Data listing =>
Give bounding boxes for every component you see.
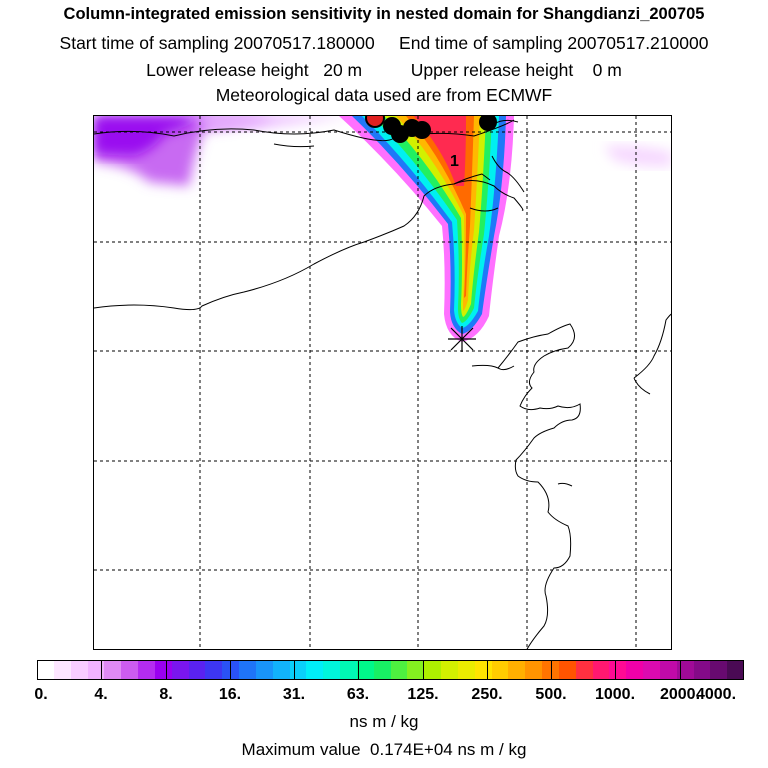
map-canvas: 1 — [94, 116, 671, 649]
colorbar-swatch — [559, 660, 576, 680]
colorbar-swatch — [37, 660, 54, 680]
colorbar-tick-label: 500. — [535, 686, 567, 703]
colorbar-swatch — [677, 660, 694, 680]
colorbar-tick-label: 4000. — [695, 686, 737, 703]
colorbar-swatch — [54, 660, 71, 680]
plot-title: Column-integrated emission sensitivity i… — [63, 5, 705, 23]
colorbar-divider — [294, 660, 295, 680]
colorbar-swatch — [391, 660, 407, 680]
particle-centroids — [365, 116, 497, 143]
colorbar-swatch — [256, 660, 273, 680]
colorbar-tick-label: 63. — [346, 686, 370, 703]
colorbar-divider — [230, 660, 231, 680]
colorbar-swatch — [374, 660, 391, 680]
colorbar-swatch — [172, 660, 189, 680]
colorbar-swatch — [340, 660, 357, 680]
met-data-line: Meteorological data used are from ECMWF — [215, 85, 553, 105]
colorbar-swatch — [492, 660, 508, 680]
colorbar-tick-label: 2000. — [659, 686, 701, 703]
sensitivity-field-northwest — [94, 116, 354, 186]
colorbar-swatch — [189, 660, 205, 680]
colorbar-divider — [101, 660, 102, 680]
colorbar-tick-label: 31. — [282, 686, 306, 703]
colorbar-swatch — [239, 660, 256, 680]
sampling-time-line: Start time of sampling 20070517.180000 E… — [59, 33, 709, 53]
colorbar-swatch — [205, 660, 222, 680]
colorbar-tick-label: 250. — [471, 686, 503, 703]
colorbar-swatch — [458, 660, 475, 680]
colorbar-tick-label: 16. — [218, 686, 242, 703]
colorbar-divider — [423, 660, 424, 680]
centroid-dot — [479, 116, 497, 131]
colorbar-swatch — [138, 660, 155, 680]
colorbar-divider — [615, 660, 616, 680]
colorbar-divider — [358, 660, 359, 680]
colorbar-divider — [487, 660, 488, 680]
borders-and-coastlines — [94, 119, 671, 649]
colorbar-swatch — [71, 660, 88, 680]
release-site-marker — [448, 326, 476, 352]
colorbar — [37, 660, 744, 680]
colorbar-swatch — [643, 660, 660, 680]
colorbar-swatch — [88, 660, 104, 680]
colorbar-tick-label: 1000. — [594, 686, 636, 703]
colorbar-swatch — [323, 660, 340, 680]
colorbar-divider — [680, 660, 681, 680]
colorbar-swatch — [306, 660, 323, 680]
graticule — [94, 116, 671, 649]
colorbar-swatch — [441, 660, 458, 680]
colorbar-swatch — [593, 660, 609, 680]
colorbar-swatch — [660, 660, 677, 680]
colorbar-swatch — [542, 660, 559, 680]
colorbar-divider — [166, 660, 167, 680]
colorbar-swatch — [626, 660, 643, 680]
sensitivity-field-northeast — [604, 145, 671, 167]
colorbar-swatch — [121, 660, 138, 680]
colorbar-swatch — [576, 660, 593, 680]
sensitivity-plume — [339, 116, 514, 342]
release-height-line: Lower release height 20 m Upper release … — [146, 60, 622, 80]
colorbar-swatch — [155, 660, 172, 680]
colorbar-swatch — [694, 660, 710, 680]
centroid-dot — [365, 116, 385, 128]
sensitivity-map: 1 — [93, 115, 672, 650]
colorbar-swatch — [508, 660, 525, 680]
colorbar-swatch — [273, 660, 290, 680]
colorbar-tick-label: 125. — [407, 686, 439, 703]
colorbar-swatch — [407, 660, 424, 680]
colorbar-frame — [37, 660, 744, 680]
colorbar-swatch — [710, 660, 727, 680]
colorbar-tick-label: 4. — [94, 686, 108, 703]
colorbar-units: ns m / kg — [349, 712, 419, 731]
colorbar-swatch — [357, 660, 374, 680]
colorbar-tick-label: 0. — [34, 686, 48, 703]
maximum-value-text: Maximum value 0.174E+04 ns m / kg — [241, 740, 527, 759]
colorbar-swatch — [104, 660, 121, 680]
colorbar-swatch — [727, 660, 744, 680]
colorbar-tick-label: 8. — [159, 686, 173, 703]
colorbar-swatch — [525, 660, 542, 680]
colorbar-divider — [551, 660, 552, 680]
colorbar-swatch — [609, 660, 626, 680]
colorbar-swatch — [424, 660, 441, 680]
cluster-label: 1 — [450, 153, 459, 170]
centroid-dot — [413, 121, 431, 139]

Exercise aim =>
Rewrite the items above, replacing each occurrence of "centroid-dot" with "centroid-marker" and keeping everything else unchanged. Omit the pictures from your version.

Complete output =>
Give bounding boxes for every component you see.
map-canvas: 1 — [94, 116, 671, 649]
colorbar-swatch — [559, 660, 576, 680]
colorbar-swatch — [37, 660, 54, 680]
colorbar-tick-label: 500. — [535, 686, 567, 703]
colorbar-swatch — [677, 660, 694, 680]
colorbar-tick-label: 4000. — [695, 686, 737, 703]
colorbar-swatch — [54, 660, 71, 680]
plot-title: Column-integrated emission sensitivity i… — [63, 5, 705, 23]
colorbar-divider — [294, 660, 295, 680]
colorbar-swatch — [391, 660, 407, 680]
particle-centroids — [365, 116, 497, 143]
colorbar-swatch — [256, 660, 273, 680]
colorbar-tick-label: 63. — [346, 686, 370, 703]
colorbar-divider — [230, 660, 231, 680]
colorbar-swatch — [374, 660, 391, 680]
colorbar-swatch — [172, 660, 189, 680]
colorbar-swatch — [340, 660, 357, 680]
met-data-line: Meteorological data used are from ECMWF — [215, 85, 553, 105]
colorbar-swatch — [492, 660, 508, 680]
colorbar-tick-label: 2000. — [659, 686, 701, 703]
sensitivity-field-northwest — [94, 116, 354, 186]
colorbar-swatch — [189, 660, 205, 680]
colorbar-divider — [101, 660, 102, 680]
colorbar-tick-label: 31. — [282, 686, 306, 703]
colorbar-swatch — [239, 660, 256, 680]
sampling-time-line: Start time of sampling 20070517.180000 E… — [59, 33, 709, 53]
colorbar-swatch — [205, 660, 222, 680]
colorbar-tick-label: 250. — [471, 686, 503, 703]
colorbar-swatch — [458, 660, 475, 680]
colorbar-tick-label: 16. — [218, 686, 242, 703]
colorbar-divider — [423, 660, 424, 680]
centroid-marker — [479, 116, 497, 131]
colorbar-swatch — [138, 660, 155, 680]
colorbar-divider — [615, 660, 616, 680]
colorbar-divider — [358, 660, 359, 680]
colorbar-divider — [487, 660, 488, 680]
borders-and-coastlines — [94, 119, 671, 649]
colorbar-swatch — [71, 660, 88, 680]
release-site-marker — [448, 326, 476, 352]
colorbar — [37, 660, 744, 680]
colorbar-swatch — [643, 660, 660, 680]
colorbar-swatch — [88, 660, 104, 680]
colorbar-tick-label: 1000. — [594, 686, 636, 703]
colorbar-swatch — [323, 660, 340, 680]
colorbar-divider — [680, 660, 681, 680]
colorbar-swatch — [306, 660, 323, 680]
graticule — [94, 116, 671, 649]
colorbar-swatch — [441, 660, 458, 680]
colorbar-swatch — [593, 660, 609, 680]
colorbar-swatch — [660, 660, 677, 680]
colorbar-swatch — [542, 660, 559, 680]
colorbar-divider — [166, 660, 167, 680]
colorbar-swatch — [626, 660, 643, 680]
sensitivity-field-northeast — [604, 145, 671, 167]
colorbar-swatch — [121, 660, 138, 680]
colorbar-swatch — [576, 660, 593, 680]
sensitivity-plume — [339, 116, 514, 342]
release-height-line: Lower release height 20 m Upper release … — [146, 60, 622, 80]
colorbar-swatch — [155, 660, 172, 680]
colorbar-swatch — [694, 660, 710, 680]
centroid-marker — [365, 116, 385, 128]
sensitivity-map: 1 — [93, 115, 672, 650]
colorbar-swatch — [508, 660, 525, 680]
colorbar-swatch — [273, 660, 290, 680]
colorbar-tick-label: 125. — [407, 686, 439, 703]
colorbar-swatch — [407, 660, 424, 680]
colorbar-frame — [37, 660, 744, 680]
colorbar-swatch — [710, 660, 727, 680]
colorbar-tick-label: 4. — [94, 686, 108, 703]
colorbar-units: ns m / kg — [349, 712, 419, 731]
colorbar-swatch — [357, 660, 374, 680]
colorbar-tick-label: 0. — [34, 686, 48, 703]
maximum-value-text: Maximum value 0.174E+04 ns m / kg — [241, 740, 527, 759]
colorbar-swatch — [104, 660, 121, 680]
colorbar-swatch — [727, 660, 744, 680]
colorbar-tick-label: 8. — [159, 686, 173, 703]
colorbar-swatch — [525, 660, 542, 680]
colorbar-divider — [551, 660, 552, 680]
colorbar-swatch — [609, 660, 626, 680]
colorbar-swatch — [424, 660, 441, 680]
cluster-label: 1 — [450, 153, 459, 170]
centroid-marker — [413, 121, 431, 139]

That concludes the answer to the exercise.